══ Input for this task

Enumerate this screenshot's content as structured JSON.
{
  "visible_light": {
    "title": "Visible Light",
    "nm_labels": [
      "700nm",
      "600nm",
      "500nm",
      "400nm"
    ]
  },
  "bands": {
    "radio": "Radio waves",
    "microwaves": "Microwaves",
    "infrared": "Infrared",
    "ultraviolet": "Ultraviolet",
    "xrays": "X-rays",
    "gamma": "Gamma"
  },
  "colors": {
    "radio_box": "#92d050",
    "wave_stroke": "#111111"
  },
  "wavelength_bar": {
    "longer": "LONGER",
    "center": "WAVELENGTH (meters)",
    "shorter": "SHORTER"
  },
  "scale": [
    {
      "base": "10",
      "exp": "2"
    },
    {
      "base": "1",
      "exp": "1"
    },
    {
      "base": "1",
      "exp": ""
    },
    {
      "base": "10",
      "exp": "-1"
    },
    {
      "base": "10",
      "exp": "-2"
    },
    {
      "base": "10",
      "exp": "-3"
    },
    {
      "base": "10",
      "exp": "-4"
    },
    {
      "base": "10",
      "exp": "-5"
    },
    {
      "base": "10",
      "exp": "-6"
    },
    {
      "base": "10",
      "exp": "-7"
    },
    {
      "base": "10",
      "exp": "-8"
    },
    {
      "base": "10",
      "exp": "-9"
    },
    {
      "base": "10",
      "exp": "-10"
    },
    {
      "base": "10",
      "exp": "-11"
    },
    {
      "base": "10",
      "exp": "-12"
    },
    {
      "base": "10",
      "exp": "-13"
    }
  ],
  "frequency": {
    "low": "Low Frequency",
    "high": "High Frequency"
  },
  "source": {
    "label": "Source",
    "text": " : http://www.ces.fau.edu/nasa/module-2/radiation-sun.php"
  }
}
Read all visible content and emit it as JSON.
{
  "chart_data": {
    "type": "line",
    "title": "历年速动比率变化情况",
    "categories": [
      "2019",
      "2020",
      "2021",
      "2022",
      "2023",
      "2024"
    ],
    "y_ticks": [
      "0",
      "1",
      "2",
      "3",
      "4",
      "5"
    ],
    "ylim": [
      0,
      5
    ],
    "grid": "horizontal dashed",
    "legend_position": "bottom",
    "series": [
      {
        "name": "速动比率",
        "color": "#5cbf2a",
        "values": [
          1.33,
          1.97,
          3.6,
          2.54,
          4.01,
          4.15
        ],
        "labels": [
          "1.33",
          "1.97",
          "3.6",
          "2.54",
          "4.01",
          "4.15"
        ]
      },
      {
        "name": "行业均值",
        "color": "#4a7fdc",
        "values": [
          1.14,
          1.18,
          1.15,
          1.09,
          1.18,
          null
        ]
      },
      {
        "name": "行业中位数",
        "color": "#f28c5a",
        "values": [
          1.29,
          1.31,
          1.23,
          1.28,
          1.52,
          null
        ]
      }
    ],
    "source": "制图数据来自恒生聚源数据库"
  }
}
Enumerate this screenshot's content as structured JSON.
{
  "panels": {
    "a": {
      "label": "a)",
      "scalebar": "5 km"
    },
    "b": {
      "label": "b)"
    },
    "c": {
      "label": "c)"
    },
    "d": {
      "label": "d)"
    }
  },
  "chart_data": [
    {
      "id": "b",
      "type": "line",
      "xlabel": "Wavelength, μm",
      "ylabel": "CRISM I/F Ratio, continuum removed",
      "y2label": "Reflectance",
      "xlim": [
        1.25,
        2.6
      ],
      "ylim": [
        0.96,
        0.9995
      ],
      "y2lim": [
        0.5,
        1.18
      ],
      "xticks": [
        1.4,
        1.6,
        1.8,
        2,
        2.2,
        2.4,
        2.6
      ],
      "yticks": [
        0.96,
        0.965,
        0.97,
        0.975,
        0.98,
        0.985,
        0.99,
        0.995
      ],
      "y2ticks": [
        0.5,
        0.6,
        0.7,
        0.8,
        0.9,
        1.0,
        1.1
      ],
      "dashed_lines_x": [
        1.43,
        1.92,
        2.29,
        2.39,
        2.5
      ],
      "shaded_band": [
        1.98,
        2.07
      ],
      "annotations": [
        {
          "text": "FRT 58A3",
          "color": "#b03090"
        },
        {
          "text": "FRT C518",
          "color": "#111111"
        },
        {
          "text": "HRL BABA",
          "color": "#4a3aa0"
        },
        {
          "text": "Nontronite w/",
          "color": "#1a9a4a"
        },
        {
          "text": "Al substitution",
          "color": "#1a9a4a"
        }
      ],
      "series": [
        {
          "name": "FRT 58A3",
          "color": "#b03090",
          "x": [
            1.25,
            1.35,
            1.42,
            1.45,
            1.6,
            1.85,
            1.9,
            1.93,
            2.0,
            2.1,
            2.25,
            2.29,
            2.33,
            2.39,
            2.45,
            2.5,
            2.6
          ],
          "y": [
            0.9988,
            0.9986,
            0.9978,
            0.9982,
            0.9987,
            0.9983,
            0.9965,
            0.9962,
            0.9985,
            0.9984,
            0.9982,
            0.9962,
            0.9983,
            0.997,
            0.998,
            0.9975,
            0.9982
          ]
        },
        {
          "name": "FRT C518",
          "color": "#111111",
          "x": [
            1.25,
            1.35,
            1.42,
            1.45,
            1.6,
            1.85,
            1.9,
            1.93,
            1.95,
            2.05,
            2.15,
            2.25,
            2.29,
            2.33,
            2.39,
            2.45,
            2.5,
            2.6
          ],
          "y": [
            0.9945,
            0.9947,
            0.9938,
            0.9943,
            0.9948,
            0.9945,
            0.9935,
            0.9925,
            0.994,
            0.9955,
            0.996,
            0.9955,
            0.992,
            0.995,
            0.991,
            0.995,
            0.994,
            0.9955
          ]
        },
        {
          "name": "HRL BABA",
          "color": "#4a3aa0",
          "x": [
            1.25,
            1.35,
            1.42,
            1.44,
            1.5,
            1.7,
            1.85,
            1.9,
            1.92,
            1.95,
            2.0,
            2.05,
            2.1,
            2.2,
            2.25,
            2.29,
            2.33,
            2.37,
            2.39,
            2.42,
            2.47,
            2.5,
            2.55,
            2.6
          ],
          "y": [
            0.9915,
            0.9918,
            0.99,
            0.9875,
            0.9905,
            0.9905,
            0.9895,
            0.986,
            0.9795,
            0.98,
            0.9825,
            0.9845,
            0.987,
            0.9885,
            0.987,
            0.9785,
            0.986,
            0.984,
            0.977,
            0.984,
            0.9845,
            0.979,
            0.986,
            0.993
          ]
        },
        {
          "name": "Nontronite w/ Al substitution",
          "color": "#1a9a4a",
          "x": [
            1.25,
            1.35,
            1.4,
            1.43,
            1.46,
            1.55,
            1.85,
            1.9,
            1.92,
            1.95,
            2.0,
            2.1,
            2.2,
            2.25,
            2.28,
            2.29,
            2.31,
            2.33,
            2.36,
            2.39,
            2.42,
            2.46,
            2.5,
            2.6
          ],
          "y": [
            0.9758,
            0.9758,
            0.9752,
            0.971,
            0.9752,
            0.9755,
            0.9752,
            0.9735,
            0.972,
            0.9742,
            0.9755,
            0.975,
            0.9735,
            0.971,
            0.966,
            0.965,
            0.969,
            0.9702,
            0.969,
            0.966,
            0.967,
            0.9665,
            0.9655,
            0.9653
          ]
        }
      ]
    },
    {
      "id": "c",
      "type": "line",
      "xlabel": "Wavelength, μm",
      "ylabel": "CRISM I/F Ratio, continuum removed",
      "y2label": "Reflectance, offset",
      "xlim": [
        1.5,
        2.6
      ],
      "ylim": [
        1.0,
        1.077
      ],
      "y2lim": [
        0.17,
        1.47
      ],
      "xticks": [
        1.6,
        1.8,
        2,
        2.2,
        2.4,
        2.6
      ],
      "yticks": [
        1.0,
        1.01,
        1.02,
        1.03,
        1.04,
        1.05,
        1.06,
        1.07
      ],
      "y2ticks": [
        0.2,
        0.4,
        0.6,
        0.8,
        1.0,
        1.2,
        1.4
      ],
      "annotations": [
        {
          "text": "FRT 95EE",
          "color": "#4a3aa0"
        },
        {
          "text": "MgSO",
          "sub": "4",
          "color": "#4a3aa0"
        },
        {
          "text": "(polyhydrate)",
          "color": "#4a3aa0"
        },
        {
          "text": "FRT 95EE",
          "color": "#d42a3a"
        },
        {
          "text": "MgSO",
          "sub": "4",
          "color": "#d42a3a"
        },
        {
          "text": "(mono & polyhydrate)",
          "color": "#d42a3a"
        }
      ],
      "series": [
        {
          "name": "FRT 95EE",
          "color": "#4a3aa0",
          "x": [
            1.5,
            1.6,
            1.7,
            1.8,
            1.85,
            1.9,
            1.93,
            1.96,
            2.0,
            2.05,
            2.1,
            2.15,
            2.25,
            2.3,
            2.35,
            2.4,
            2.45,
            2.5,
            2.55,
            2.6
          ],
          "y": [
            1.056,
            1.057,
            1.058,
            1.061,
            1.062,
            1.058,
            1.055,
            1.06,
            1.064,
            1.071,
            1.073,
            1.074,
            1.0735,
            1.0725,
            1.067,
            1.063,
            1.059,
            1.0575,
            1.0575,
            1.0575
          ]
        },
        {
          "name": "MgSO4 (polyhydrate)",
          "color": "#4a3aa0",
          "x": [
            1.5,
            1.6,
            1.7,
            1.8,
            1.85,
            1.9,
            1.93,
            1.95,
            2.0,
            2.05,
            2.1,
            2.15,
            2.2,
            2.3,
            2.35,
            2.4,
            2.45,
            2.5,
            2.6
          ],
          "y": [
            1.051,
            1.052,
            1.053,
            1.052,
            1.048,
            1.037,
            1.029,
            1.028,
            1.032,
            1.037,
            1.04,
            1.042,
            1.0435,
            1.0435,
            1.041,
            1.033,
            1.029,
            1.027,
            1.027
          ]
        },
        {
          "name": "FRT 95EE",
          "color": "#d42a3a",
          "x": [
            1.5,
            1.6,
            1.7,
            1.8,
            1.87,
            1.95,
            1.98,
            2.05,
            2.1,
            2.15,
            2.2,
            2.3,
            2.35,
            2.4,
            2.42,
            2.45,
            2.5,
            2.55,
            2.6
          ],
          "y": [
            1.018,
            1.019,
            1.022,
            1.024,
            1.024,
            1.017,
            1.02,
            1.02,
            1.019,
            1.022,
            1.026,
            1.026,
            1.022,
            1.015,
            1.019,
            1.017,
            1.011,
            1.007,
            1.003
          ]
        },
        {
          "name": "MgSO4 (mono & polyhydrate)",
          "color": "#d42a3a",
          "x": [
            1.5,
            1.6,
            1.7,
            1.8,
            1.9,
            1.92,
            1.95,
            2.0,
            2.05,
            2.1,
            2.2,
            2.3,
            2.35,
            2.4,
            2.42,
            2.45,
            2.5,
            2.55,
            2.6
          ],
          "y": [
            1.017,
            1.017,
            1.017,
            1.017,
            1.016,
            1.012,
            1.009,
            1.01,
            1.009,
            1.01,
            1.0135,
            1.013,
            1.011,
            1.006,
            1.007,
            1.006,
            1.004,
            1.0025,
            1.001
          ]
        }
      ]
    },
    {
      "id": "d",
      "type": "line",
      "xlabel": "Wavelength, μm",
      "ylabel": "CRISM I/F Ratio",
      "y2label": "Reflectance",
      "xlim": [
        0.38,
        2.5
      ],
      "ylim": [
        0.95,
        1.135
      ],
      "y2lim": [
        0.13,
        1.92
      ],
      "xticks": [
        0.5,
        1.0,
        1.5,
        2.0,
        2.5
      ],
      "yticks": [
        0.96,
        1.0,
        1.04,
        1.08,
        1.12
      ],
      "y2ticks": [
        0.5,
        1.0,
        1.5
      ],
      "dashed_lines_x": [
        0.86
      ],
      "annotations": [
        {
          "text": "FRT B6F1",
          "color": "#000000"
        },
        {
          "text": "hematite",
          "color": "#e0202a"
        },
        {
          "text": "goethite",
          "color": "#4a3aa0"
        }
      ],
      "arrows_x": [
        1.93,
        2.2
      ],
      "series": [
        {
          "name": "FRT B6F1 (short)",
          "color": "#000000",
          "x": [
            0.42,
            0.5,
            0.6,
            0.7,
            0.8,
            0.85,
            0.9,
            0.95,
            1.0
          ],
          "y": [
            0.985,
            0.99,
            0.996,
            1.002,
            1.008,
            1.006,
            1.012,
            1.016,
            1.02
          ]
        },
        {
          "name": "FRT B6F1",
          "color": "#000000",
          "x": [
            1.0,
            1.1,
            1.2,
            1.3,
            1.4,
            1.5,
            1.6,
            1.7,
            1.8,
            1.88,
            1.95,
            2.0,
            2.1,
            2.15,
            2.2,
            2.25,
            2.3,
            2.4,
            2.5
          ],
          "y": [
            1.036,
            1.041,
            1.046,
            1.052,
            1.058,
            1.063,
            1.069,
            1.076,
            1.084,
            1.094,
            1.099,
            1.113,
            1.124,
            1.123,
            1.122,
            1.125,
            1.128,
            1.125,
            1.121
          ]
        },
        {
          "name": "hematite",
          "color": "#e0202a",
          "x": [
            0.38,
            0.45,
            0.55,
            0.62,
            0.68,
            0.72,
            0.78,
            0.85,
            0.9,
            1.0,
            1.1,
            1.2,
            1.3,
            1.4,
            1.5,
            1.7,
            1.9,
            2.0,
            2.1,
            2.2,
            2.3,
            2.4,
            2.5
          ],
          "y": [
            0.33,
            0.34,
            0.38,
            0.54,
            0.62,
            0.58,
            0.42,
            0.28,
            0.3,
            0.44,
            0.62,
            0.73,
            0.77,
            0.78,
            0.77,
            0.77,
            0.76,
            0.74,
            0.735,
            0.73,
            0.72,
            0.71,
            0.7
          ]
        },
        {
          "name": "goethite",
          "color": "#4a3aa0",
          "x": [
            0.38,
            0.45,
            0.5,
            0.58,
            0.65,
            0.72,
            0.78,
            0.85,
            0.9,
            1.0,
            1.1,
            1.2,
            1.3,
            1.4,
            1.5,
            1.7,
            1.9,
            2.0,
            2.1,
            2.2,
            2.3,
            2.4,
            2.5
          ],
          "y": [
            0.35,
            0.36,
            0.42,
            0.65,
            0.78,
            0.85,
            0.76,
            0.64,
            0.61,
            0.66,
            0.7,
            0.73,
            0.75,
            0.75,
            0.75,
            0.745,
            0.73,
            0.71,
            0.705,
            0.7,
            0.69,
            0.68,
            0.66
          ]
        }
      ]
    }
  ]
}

════

- **What is asked**
From the material given, work out how many lines hold the string "Nontronite"; state that number and nothing further.

- **Output below**
2